§ **PROBLEM**
Pull every line of the entries that has the word "text".

Dataset entries:
— START —
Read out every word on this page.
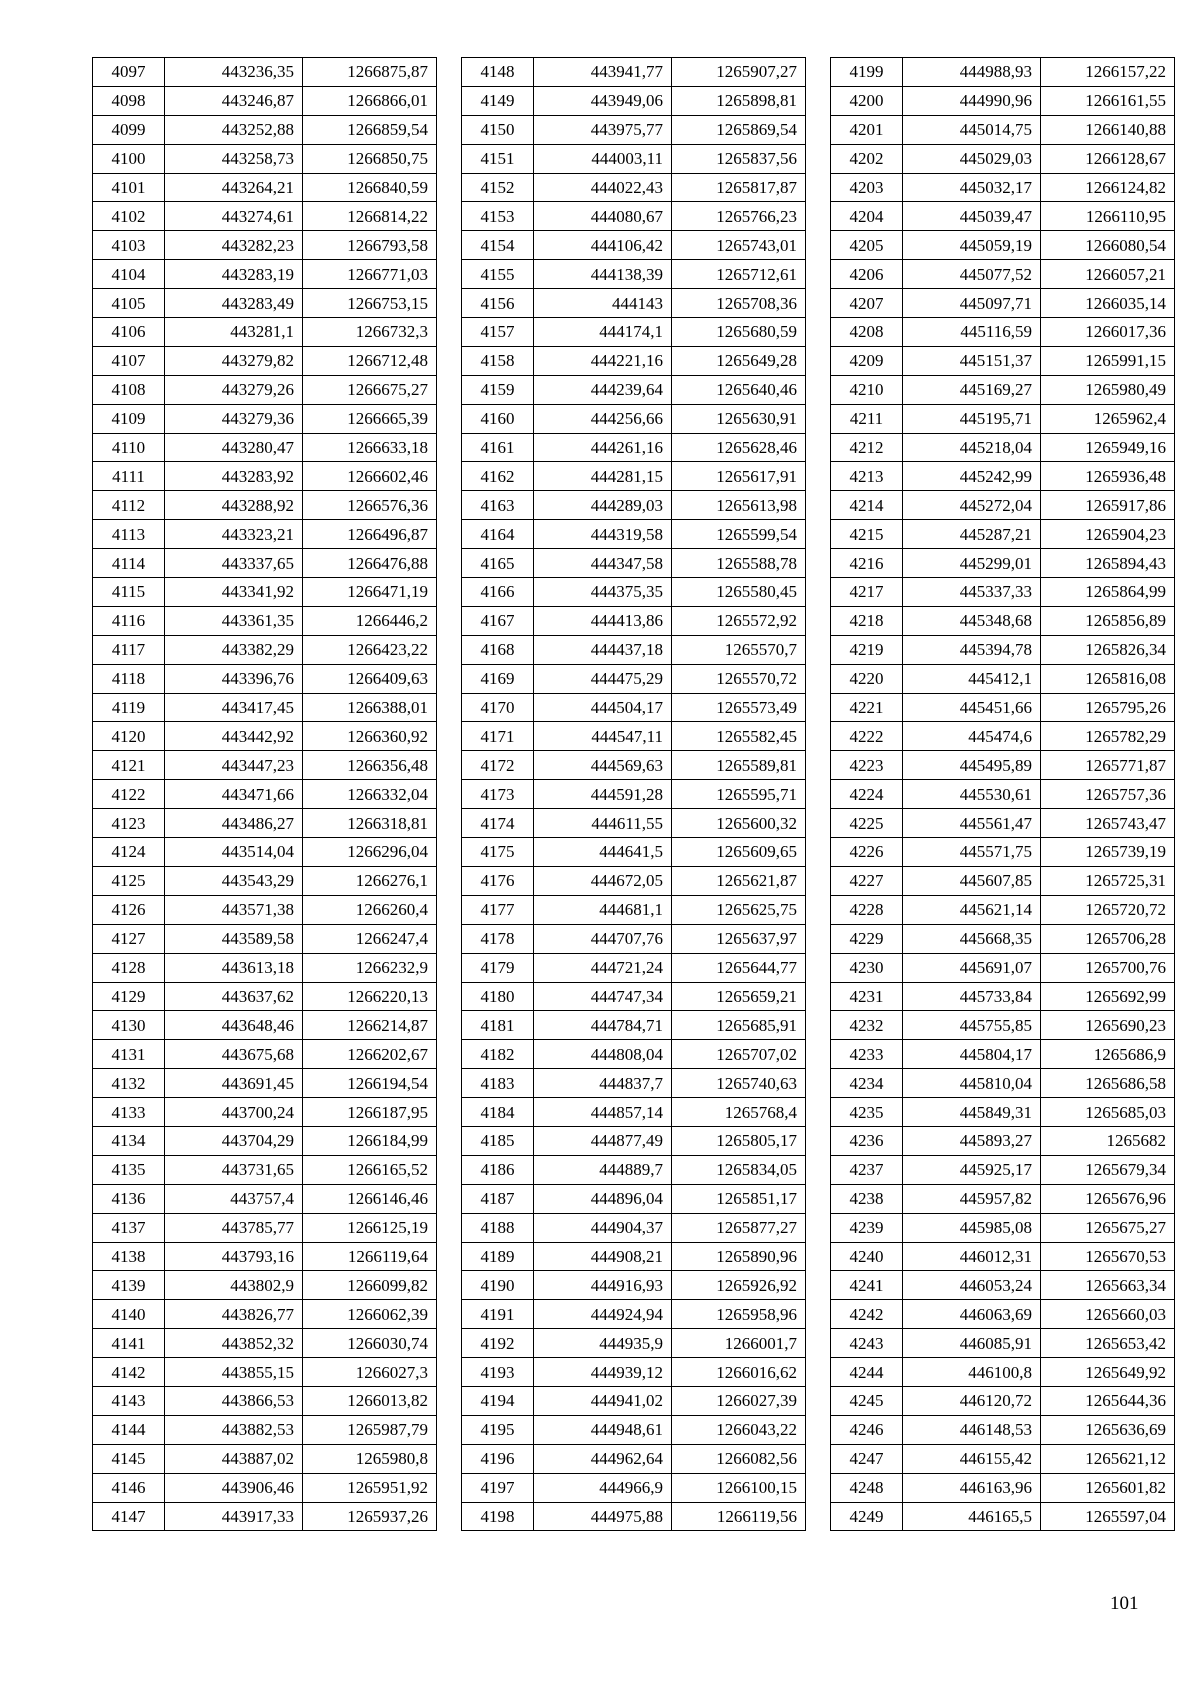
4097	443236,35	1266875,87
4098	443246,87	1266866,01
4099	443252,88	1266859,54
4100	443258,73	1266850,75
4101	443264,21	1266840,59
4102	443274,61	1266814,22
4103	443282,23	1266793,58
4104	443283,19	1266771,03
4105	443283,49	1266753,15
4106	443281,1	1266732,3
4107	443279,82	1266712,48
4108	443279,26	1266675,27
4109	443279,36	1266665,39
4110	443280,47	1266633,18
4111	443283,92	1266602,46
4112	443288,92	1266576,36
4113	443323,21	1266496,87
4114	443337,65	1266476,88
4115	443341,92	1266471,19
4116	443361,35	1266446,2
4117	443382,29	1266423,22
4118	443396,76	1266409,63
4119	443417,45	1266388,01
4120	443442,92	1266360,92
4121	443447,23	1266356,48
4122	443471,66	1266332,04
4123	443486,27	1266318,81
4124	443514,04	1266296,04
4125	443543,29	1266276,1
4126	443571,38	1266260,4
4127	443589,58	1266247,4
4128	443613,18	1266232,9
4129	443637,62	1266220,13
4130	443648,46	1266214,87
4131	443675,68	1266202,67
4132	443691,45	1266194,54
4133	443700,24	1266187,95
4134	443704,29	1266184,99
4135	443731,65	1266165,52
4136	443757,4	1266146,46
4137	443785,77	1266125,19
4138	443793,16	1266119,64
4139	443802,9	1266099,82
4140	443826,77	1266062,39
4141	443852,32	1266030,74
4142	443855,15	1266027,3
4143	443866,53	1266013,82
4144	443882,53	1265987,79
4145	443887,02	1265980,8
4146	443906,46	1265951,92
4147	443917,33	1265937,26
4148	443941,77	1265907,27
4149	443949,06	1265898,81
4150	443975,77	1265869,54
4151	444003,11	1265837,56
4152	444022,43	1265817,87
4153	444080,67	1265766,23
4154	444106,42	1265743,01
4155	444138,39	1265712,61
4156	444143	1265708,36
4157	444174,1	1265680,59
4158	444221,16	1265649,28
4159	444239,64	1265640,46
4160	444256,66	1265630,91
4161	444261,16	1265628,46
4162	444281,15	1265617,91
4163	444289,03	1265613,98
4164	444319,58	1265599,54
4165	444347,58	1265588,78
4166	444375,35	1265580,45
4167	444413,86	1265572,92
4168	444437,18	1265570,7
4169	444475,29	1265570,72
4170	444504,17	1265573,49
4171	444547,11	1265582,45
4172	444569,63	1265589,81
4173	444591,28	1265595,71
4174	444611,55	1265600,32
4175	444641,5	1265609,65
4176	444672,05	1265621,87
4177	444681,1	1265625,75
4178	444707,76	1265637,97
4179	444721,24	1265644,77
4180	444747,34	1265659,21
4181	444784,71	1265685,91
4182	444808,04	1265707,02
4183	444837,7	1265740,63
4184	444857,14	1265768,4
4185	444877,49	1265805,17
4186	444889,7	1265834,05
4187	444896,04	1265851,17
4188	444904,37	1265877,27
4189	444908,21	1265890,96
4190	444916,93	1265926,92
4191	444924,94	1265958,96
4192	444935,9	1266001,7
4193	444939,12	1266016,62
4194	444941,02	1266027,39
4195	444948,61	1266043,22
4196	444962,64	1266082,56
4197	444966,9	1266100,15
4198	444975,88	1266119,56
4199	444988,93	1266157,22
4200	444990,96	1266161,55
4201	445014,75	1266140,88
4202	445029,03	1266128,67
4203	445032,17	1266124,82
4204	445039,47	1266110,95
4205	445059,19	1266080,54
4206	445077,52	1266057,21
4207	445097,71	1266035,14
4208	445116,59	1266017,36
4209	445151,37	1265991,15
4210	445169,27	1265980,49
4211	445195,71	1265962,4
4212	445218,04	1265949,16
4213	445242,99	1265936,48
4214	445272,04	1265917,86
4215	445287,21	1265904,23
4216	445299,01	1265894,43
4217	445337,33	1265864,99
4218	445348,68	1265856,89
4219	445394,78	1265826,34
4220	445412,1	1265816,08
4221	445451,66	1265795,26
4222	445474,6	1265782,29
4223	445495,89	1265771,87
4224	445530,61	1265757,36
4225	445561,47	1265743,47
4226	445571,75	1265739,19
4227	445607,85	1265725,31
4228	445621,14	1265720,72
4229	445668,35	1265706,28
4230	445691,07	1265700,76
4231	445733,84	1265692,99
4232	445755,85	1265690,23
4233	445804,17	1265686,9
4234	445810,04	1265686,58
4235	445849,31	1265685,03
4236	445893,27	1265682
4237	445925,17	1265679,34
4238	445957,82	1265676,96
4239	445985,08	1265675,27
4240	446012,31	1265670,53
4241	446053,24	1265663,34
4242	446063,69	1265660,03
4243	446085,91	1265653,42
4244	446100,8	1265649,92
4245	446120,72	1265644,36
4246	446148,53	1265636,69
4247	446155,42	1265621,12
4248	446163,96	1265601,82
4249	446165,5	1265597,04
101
— END —
— START —
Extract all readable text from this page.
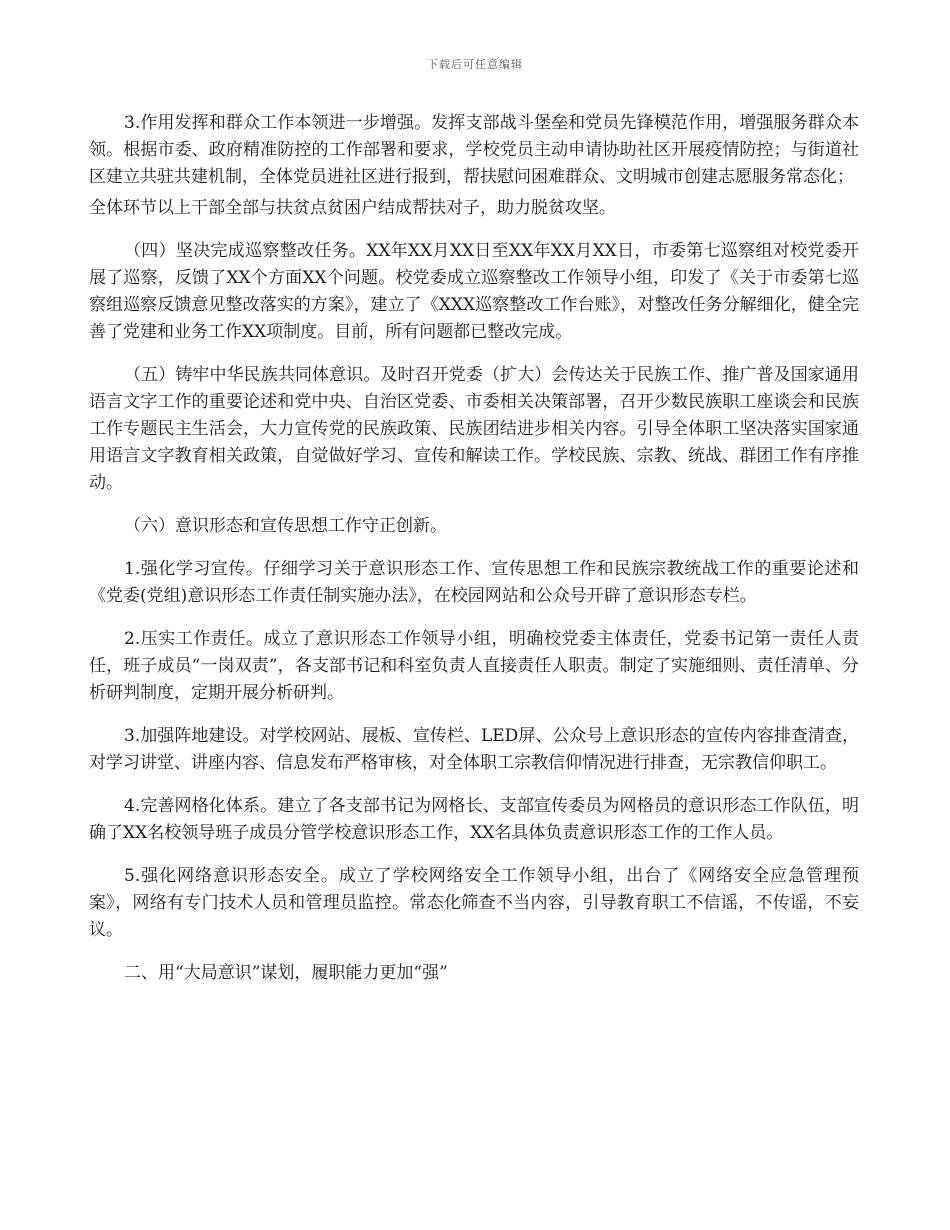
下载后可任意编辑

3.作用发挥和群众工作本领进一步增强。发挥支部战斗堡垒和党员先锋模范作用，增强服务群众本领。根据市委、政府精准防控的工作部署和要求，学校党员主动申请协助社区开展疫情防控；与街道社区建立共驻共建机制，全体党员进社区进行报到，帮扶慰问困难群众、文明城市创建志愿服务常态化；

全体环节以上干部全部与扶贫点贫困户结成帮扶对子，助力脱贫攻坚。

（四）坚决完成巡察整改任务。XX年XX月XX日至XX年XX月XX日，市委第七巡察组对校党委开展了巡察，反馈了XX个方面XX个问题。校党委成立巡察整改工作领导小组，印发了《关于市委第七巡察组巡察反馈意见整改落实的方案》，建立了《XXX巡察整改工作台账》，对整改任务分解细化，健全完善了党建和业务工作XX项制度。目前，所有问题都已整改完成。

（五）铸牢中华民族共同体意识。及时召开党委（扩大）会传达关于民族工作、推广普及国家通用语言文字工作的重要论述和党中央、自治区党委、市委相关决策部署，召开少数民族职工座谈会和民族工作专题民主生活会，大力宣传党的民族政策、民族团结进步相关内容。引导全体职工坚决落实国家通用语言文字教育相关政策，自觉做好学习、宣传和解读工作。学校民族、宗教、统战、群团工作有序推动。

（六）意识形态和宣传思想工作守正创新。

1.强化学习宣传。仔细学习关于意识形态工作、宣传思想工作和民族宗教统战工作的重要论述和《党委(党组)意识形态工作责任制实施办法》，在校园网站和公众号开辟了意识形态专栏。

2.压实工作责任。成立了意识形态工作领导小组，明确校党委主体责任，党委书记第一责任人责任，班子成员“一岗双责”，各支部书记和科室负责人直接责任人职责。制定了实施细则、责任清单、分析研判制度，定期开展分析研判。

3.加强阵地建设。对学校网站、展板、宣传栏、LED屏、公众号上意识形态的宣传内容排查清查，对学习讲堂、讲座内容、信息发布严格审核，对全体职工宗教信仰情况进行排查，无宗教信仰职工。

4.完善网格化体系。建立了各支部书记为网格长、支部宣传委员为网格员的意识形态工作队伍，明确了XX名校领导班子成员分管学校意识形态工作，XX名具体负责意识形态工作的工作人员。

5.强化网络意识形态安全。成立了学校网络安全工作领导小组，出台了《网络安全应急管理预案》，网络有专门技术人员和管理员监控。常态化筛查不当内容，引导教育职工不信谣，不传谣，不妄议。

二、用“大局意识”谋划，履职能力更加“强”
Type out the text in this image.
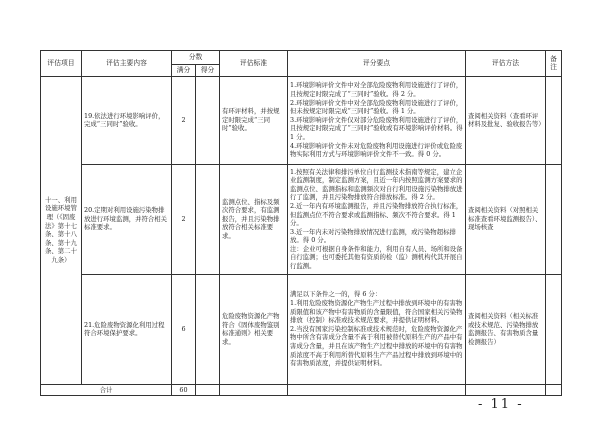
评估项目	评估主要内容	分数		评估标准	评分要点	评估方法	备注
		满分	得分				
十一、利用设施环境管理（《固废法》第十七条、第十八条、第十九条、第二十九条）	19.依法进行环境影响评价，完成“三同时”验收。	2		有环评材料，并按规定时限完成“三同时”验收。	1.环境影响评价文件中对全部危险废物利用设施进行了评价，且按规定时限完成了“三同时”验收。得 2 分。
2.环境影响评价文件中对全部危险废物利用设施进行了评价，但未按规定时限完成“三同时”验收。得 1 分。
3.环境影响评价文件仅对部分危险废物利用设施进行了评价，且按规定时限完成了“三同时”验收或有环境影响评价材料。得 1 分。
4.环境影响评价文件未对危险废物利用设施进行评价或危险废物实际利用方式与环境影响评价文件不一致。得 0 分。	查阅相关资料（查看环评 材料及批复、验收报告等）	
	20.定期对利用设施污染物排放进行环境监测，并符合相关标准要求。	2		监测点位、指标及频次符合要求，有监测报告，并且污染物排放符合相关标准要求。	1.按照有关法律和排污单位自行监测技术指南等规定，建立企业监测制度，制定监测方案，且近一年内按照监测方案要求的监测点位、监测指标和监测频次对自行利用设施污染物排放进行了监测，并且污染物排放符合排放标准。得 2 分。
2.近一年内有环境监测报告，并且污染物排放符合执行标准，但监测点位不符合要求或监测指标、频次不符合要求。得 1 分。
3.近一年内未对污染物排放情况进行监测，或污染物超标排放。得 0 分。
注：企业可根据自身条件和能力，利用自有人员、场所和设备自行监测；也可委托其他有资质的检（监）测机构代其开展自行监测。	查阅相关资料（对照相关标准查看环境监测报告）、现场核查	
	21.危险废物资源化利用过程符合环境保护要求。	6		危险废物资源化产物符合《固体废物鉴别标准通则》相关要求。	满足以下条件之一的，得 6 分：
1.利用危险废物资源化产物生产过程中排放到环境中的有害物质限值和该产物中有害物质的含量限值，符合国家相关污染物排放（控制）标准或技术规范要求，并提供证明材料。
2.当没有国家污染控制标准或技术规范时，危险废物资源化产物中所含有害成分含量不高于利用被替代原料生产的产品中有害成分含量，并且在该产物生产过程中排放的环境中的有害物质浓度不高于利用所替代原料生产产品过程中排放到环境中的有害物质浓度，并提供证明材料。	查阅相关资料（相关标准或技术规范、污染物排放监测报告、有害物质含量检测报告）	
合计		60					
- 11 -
— END —
§ **FINAL RESULT**
Extract all readable text from this page.
Type out the text in this image.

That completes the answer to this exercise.